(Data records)
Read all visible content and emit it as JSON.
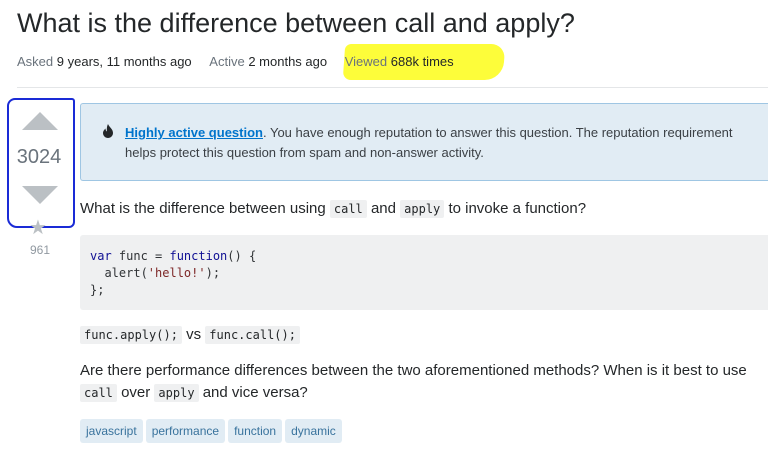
{
  "question": {
    "title": "What is the difference between call and apply?",
    "asked_label": "Asked",
    "asked_value": "9 years, 11 months ago",
    "active_label": "Active",
    "active_value": "2 months ago",
    "viewed_label": "Viewed",
    "viewed_value": "688k times"
  },
  "votes": {
    "score": "3024",
    "favorite_count": "961"
  },
  "notice": {
    "link_text": "Highly active question",
    "text": ". You have enough reputation to answer this question. The reputation requirement helps protect this question from spam and non-answer activity."
  },
  "body": {
    "intro_before": "What is the difference between using ",
    "code_call": "call",
    "intro_mid": " and ",
    "code_apply": "apply",
    "intro_after": " to invoke a function?",
    "code_line1_kw": "var",
    "code_line1_rest": " func = ",
    "code_line1_kw2": "function",
    "code_line1_end": "() {",
    "code_line2_start": "  alert(",
    "code_line2_str": "'hello!'",
    "code_line2_end": ");",
    "code_line3": "};",
    "calls_apply": "func.apply();",
    "calls_vs": " vs ",
    "calls_call": "func.call();",
    "para_before": "Are there performance differences between the two aforementioned methods? When is it best to use ",
    "para_code_call": "call",
    "para_mid": " over ",
    "para_code_apply": "apply",
    "para_after": " and vice versa?"
  },
  "tags": [
    "javascript",
    "performance",
    "function",
    "dynamic"
  ],
  "colors": {
    "highlight": "#fdfd3a",
    "annotation_box": "#1a2bd6",
    "notice_bg": "#e1ecf4",
    "link": "#0074cc",
    "tag_bg": "#e1ecf4",
    "tag_text": "#39739d"
  },
  "icons": {
    "notice_icon": "fire-icon",
    "favorite_icon": "star-icon"
  }
}
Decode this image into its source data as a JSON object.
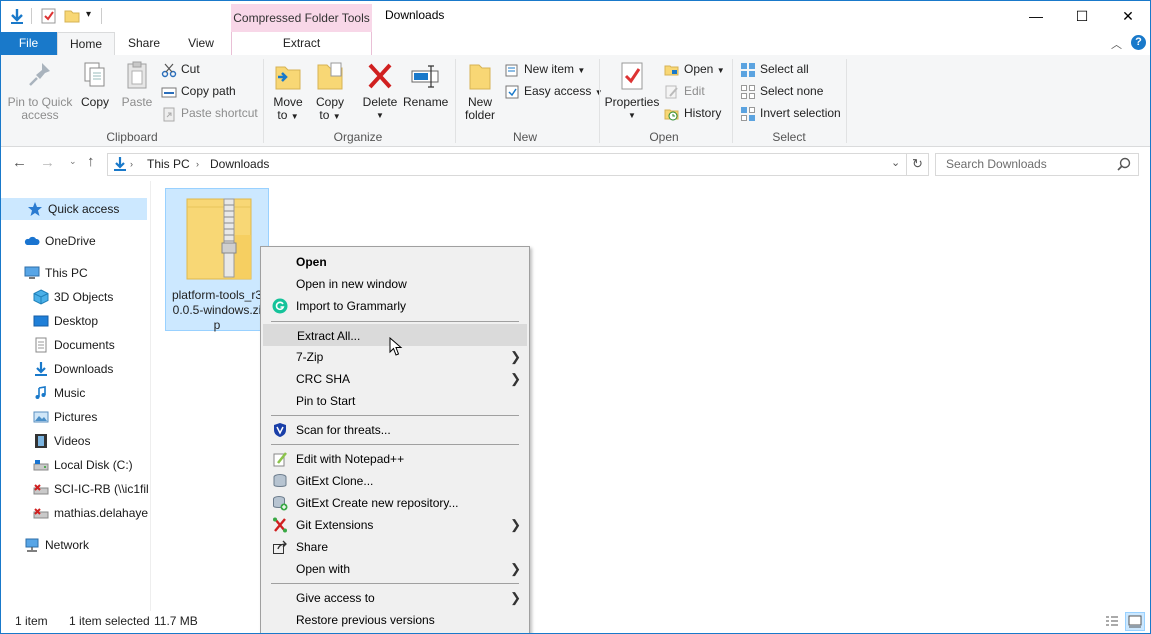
{
  "titlebar": {
    "title": "Downloads",
    "contextual_tab_group": "Compressed Folder Tools",
    "minimize_glyph": "—",
    "maximize_glyph": "☐",
    "close_glyph": "✕"
  },
  "tabs": {
    "file": "File",
    "home": "Home",
    "share": "Share",
    "view": "View",
    "extract": "Extract"
  },
  "ribbon": {
    "clipboard": {
      "group_label": "Clipboard",
      "pin_line1": "Pin to Quick",
      "pin_line2": "access",
      "copy": "Copy",
      "paste": "Paste",
      "cut": "Cut",
      "copy_path": "Copy path",
      "paste_shortcut": "Paste shortcut"
    },
    "organize": {
      "group_label": "Organize",
      "move_to_line1": "Move",
      "move_to_line2": "to",
      "copy_to_line1": "Copy",
      "copy_to_line2": "to",
      "delete": "Delete",
      "rename": "Rename"
    },
    "new": {
      "group_label": "New",
      "new_folder_line1": "New",
      "new_folder_line2": "folder",
      "new_item": "New item",
      "easy_access": "Easy access"
    },
    "open": {
      "group_label": "Open",
      "properties": "Properties",
      "open": "Open",
      "edit": "Edit",
      "history": "History"
    },
    "select": {
      "group_label": "Select",
      "select_all": "Select all",
      "select_none": "Select none",
      "invert_selection": "Invert selection"
    }
  },
  "address": {
    "crumbs": [
      "This PC",
      "Downloads"
    ],
    "search_placeholder": "Search Downloads"
  },
  "nav": {
    "items": [
      {
        "label": "Quick access",
        "icon": "star-icon"
      },
      {
        "label": "OneDrive",
        "icon": "cloud-icon"
      },
      {
        "label": "This PC",
        "icon": "computer-icon"
      },
      {
        "label": "3D Objects",
        "icon": "cube-icon"
      },
      {
        "label": "Desktop",
        "icon": "desktop-icon"
      },
      {
        "label": "Documents",
        "icon": "document-icon"
      },
      {
        "label": "Downloads",
        "icon": "download-arrow-icon"
      },
      {
        "label": "Music",
        "icon": "music-note-icon"
      },
      {
        "label": "Pictures",
        "icon": "picture-icon"
      },
      {
        "label": "Videos",
        "icon": "film-icon"
      },
      {
        "label": "Local Disk (C:)",
        "icon": "drive-icon"
      },
      {
        "label": "SCI-IC-RB (\\\\ic1fil",
        "icon": "network-drive-icon"
      },
      {
        "label": "mathias.delahaye",
        "icon": "network-drive-icon"
      },
      {
        "label": "Network",
        "icon": "network-icon"
      }
    ]
  },
  "file": {
    "name": "platform-tools_r30.0.5-windows.zip",
    "name_display": "platform-tools_r3 0.0.5-windows.zi p"
  },
  "status": {
    "count": "1 item",
    "selected": "1 item selected",
    "size": "11.7 MB"
  },
  "context_menu": {
    "items": [
      {
        "label": "Open"
      },
      {
        "label": "Open in new window"
      },
      {
        "label": "Import to Grammarly"
      },
      {
        "label": "Extract All..."
      },
      {
        "label": "7-Zip"
      },
      {
        "label": "CRC SHA"
      },
      {
        "label": "Pin to Start"
      },
      {
        "label": "Scan for threats..."
      },
      {
        "label": "Edit with Notepad++"
      },
      {
        "label": "GitExt Clone..."
      },
      {
        "label": "GitExt Create new repository..."
      },
      {
        "label": "Git Extensions"
      },
      {
        "label": "Share"
      },
      {
        "label": "Open with"
      },
      {
        "label": "Give access to"
      },
      {
        "label": "Restore previous versions"
      }
    ]
  },
  "colors": {
    "accent": "#1979ca",
    "selection": "#cce8ff",
    "context_tab": "#f8d7e8",
    "delete_red": "#d02020",
    "folder_yellow": "#f8d775"
  }
}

● DESCRIPTION OF THE TASK
Scan the material line by line and report each one that contains "question".

● RESPONSE BELOW
  "question": {
    "link_text": "Highly active question",
    "text": ". You have enough reputation to answer this question. The reputation requirement helps protect this question from spam and non-answer activity."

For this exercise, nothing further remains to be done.